◆ **SOURCE**:

There are different types of japanese baths: from the hot springs where you bathe in natural ponds, to modern ceramic or acryl tubs equipped with recirculating systems. A tub relatively unknown in the west is the wooden tub, which combines the advantages of being compact and built with natural material. A wooden bathtub has high thermal insulation and soft touch, moreover it generates a soothing cedar aroma when filled with hot water.
I read often of so called “japanese tubs” built with inappropriate woods, using mitered joints or other faulty details which will cause poor performance and leaks. I decided to write this short stub to stand up about this point: even if they are becoming trendy, do not mess up with japanese tubs. Please. Some people may like sushi, some people may prefer a steak, but do not say that a steak is a kind of sushi, otherwise communication will lose its effectiveness.
I think that there are many types of deep soaking tubs, many types of ofuro-style tubs etc. Anyway we should be more precise when we talk about a “japanese tub”. First of all, japanese tubs are made in Japan. (aka: Chinese tubs are made in China or american tubs are made in the US). If they are made in wood, they should use only coniferous wood (not teak, mahogany etc.). Then these tubs should be handmade, using techniques of wood joinery derived from traditional ship building. Only these details developed during the centuries guarantee performance, durability and genuinuity.

◆ **INFORMATION GIVEN**:
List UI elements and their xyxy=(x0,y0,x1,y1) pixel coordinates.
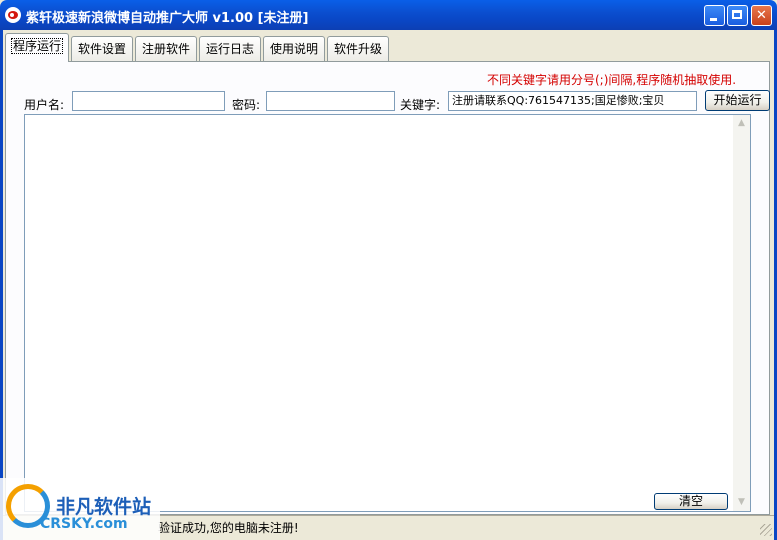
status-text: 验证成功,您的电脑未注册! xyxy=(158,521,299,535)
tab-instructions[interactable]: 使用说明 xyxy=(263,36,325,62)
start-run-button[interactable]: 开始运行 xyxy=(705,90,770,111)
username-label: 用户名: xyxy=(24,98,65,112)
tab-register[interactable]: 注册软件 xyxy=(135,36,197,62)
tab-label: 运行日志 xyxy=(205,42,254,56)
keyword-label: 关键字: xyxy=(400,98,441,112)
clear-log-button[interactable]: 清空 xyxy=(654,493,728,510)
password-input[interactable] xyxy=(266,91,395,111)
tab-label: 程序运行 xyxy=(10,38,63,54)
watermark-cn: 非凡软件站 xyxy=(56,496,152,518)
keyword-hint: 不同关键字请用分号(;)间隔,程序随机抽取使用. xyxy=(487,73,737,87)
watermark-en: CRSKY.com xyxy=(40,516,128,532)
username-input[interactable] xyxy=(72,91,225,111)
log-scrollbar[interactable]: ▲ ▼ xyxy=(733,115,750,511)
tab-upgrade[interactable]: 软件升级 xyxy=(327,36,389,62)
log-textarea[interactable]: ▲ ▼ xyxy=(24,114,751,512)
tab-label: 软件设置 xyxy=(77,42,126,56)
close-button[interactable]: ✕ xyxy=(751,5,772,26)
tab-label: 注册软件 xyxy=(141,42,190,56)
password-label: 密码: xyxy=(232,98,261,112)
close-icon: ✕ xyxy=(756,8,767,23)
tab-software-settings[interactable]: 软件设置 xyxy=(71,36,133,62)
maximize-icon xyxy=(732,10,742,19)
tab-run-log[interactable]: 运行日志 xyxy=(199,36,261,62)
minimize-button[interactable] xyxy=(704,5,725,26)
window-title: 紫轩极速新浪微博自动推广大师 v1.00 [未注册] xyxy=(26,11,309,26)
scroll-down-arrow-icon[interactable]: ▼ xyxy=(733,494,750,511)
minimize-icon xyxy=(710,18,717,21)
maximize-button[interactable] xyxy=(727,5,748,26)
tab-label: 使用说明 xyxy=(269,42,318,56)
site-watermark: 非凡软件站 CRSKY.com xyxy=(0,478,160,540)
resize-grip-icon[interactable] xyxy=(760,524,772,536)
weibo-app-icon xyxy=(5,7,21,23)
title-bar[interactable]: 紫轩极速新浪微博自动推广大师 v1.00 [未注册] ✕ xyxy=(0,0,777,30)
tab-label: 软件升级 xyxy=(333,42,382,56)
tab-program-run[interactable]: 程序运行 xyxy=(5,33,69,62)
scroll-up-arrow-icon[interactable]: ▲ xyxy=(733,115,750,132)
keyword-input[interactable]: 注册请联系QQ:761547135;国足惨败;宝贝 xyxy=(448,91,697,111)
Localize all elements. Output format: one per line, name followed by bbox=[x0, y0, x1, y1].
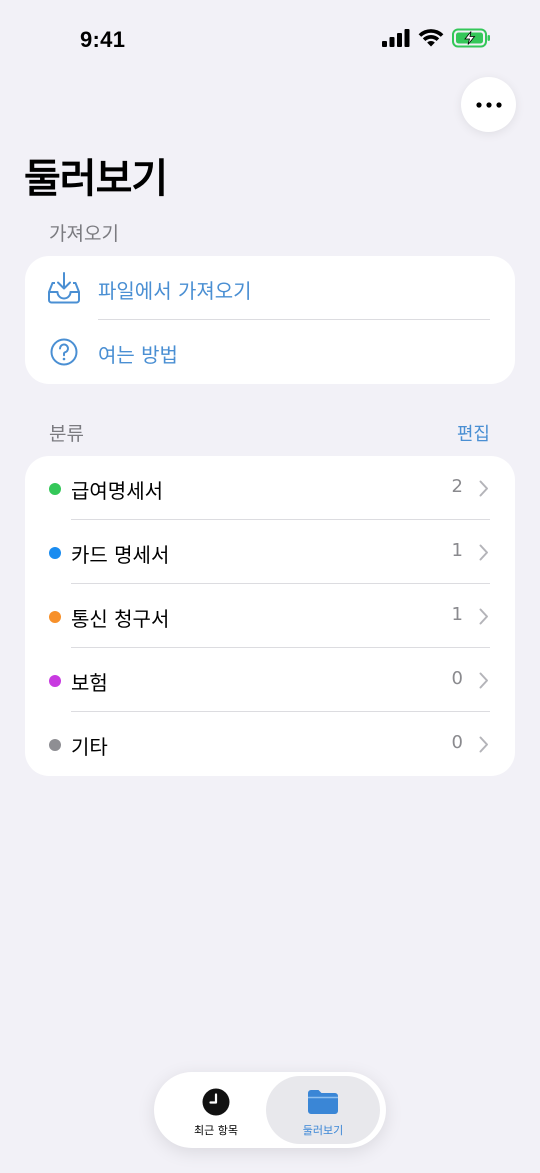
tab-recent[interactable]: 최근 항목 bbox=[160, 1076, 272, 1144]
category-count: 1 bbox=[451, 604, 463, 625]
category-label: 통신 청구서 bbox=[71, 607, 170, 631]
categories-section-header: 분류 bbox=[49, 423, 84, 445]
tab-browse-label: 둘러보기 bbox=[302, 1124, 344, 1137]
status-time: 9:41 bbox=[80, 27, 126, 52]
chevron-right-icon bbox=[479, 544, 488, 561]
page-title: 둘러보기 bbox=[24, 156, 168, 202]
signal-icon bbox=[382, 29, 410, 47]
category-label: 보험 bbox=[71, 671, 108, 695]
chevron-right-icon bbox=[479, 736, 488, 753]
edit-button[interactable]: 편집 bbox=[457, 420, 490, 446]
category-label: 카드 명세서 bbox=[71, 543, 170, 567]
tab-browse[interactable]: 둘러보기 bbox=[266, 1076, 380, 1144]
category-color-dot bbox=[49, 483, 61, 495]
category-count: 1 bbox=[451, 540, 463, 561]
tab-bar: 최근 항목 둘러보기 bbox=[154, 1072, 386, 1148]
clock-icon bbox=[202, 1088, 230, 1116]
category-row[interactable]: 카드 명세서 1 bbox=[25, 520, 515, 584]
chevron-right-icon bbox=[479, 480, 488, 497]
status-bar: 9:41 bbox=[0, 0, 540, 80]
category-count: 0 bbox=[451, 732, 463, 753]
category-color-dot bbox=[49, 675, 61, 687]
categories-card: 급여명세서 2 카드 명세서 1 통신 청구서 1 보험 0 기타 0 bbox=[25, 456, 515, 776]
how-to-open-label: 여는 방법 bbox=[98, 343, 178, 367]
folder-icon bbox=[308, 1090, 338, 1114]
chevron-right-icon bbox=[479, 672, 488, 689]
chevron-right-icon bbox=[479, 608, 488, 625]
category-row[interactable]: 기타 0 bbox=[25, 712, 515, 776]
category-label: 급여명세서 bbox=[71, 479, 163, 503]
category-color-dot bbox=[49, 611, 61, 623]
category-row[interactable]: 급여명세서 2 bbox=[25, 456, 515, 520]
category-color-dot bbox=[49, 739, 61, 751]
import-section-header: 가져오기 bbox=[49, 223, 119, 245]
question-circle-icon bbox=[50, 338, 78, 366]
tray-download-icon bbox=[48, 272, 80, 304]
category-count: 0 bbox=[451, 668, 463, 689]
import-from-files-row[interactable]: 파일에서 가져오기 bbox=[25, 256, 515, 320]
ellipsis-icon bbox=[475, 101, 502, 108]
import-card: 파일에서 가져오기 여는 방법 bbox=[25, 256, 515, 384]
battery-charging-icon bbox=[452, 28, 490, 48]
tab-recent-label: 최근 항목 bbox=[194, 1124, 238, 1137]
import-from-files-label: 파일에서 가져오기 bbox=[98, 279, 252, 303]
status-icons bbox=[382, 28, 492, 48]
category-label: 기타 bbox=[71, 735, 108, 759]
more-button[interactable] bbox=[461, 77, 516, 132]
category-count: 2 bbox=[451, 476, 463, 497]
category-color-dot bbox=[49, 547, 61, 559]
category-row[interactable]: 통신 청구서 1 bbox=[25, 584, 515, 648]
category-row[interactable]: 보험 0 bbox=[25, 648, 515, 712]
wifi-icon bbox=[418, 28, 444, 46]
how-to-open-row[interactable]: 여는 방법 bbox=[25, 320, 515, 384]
---
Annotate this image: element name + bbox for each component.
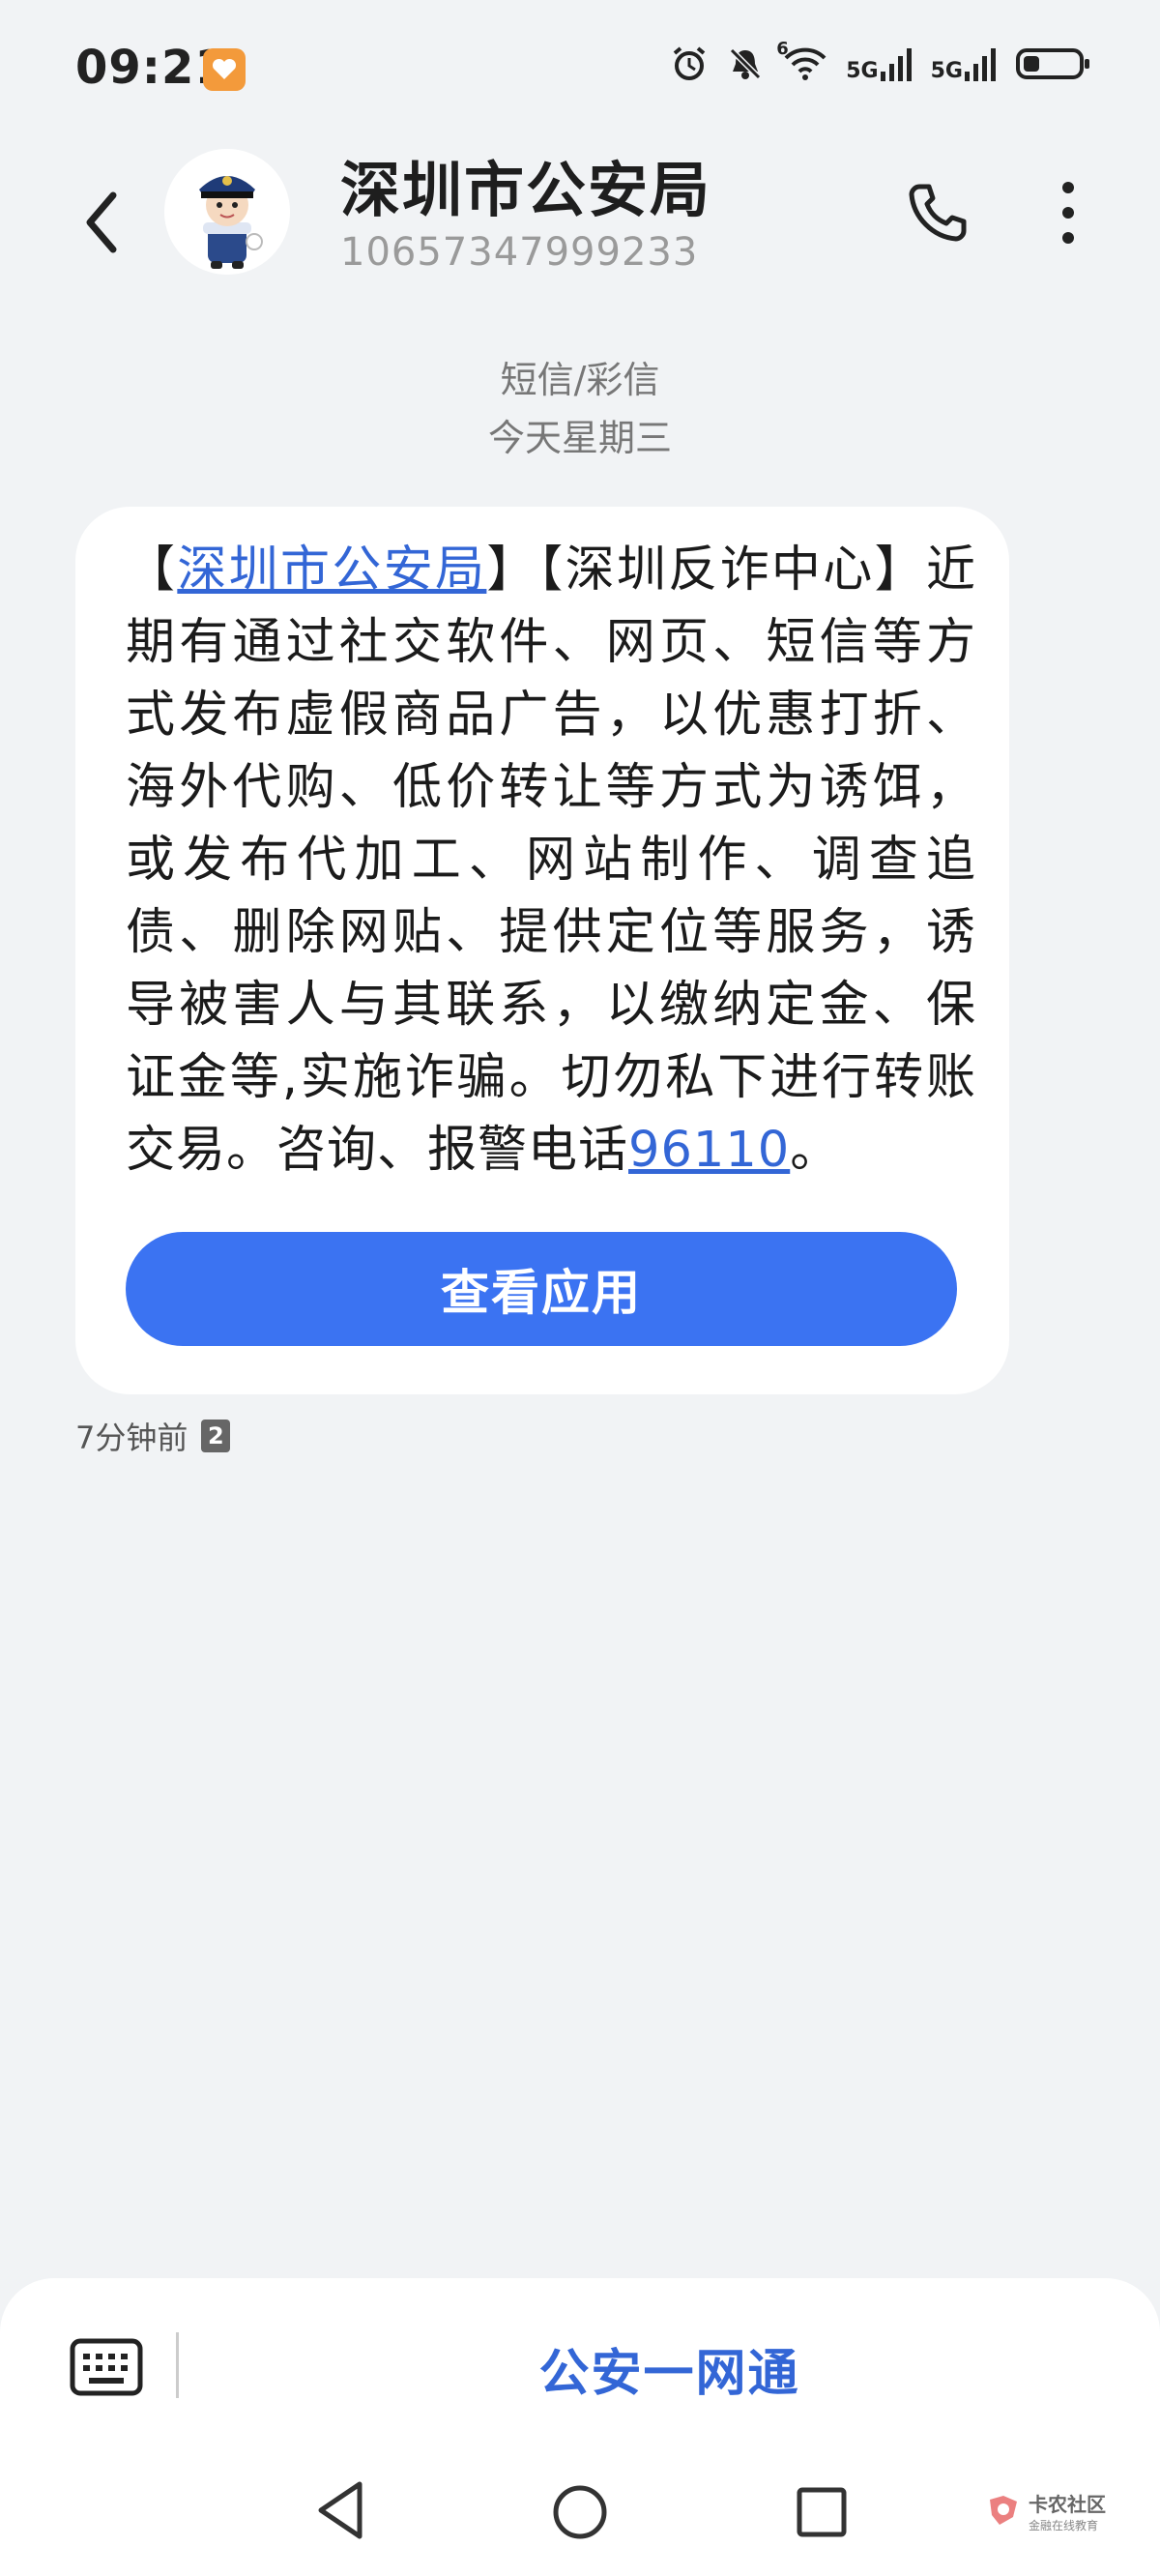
...
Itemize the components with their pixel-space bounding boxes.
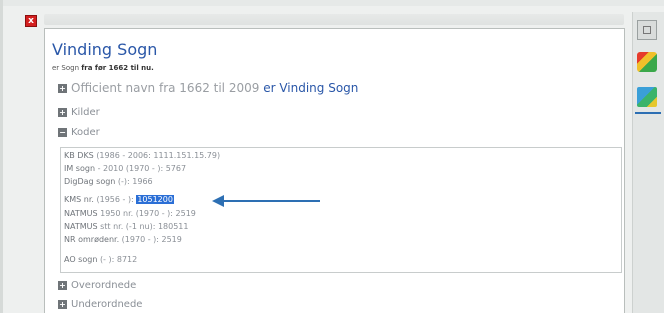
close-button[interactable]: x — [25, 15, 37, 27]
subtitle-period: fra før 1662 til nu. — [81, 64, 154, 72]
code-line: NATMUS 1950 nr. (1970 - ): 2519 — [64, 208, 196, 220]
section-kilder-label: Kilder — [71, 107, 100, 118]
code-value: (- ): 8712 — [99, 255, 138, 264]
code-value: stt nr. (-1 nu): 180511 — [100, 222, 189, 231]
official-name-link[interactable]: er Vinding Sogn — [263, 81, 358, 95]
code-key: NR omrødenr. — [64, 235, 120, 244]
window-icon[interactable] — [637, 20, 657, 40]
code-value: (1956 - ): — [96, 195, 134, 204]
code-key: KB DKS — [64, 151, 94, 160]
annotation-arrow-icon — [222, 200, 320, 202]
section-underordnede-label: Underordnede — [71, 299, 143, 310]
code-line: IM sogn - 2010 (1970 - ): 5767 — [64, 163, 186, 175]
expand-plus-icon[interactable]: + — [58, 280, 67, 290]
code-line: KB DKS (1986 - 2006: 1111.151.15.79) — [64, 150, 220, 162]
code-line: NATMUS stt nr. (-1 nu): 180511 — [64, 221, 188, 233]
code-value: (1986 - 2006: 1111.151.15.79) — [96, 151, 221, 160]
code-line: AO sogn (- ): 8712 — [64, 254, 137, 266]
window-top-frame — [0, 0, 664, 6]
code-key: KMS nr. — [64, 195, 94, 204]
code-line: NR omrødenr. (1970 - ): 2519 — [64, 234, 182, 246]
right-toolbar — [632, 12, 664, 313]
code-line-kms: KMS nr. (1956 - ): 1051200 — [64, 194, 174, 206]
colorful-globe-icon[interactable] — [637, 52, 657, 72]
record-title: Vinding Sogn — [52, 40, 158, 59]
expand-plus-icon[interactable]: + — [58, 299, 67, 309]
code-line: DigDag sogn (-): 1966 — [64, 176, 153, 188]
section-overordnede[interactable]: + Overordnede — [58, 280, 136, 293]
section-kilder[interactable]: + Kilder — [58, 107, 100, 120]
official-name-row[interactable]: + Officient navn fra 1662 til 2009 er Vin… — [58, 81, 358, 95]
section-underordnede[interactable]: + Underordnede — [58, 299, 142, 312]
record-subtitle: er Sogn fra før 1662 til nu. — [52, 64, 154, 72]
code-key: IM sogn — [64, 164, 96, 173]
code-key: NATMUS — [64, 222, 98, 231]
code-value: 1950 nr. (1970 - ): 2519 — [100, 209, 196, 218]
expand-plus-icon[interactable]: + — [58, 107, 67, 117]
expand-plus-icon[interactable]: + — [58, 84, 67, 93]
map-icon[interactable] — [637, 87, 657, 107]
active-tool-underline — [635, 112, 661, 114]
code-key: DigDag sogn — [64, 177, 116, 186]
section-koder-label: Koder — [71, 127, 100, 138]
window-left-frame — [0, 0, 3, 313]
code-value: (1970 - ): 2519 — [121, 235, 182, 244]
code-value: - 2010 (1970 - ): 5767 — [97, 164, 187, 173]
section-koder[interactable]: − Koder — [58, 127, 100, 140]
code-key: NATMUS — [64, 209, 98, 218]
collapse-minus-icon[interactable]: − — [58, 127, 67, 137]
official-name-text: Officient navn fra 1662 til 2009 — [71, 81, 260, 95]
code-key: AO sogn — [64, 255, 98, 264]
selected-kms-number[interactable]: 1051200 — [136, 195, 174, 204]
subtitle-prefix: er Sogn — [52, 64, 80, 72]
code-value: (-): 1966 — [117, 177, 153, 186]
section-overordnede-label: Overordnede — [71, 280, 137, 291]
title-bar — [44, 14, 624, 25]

◆ **REQUIRED ACTIONS**:
[A] According to the text on Japanese tubs, what kind of wood should a wooden Japanese tub be made from?
[B] Say whether each statement agrees with the text on Japanese tubs: (i) A wooden tub gives off a cedar scent when filled with hot water. (ii) Mitered joints are the proper joinery for a Japanese tub. (iii) The wooden tub is well known in the west.
The rows aren't needed for this work.

◆ **ANSWERS FOR THIS EXERCISE**:
[A] Only coniferous wood, not woods such as teak or mahogany.

[B]
(i) Yes: "it generates a soothing cedar aroma when filled with hot water."
(ii) No: "using mitered joints or other faulty details which will cause poor performance and leaks."
(iii) No: "A tub relatively unknown in the west is the wooden tub."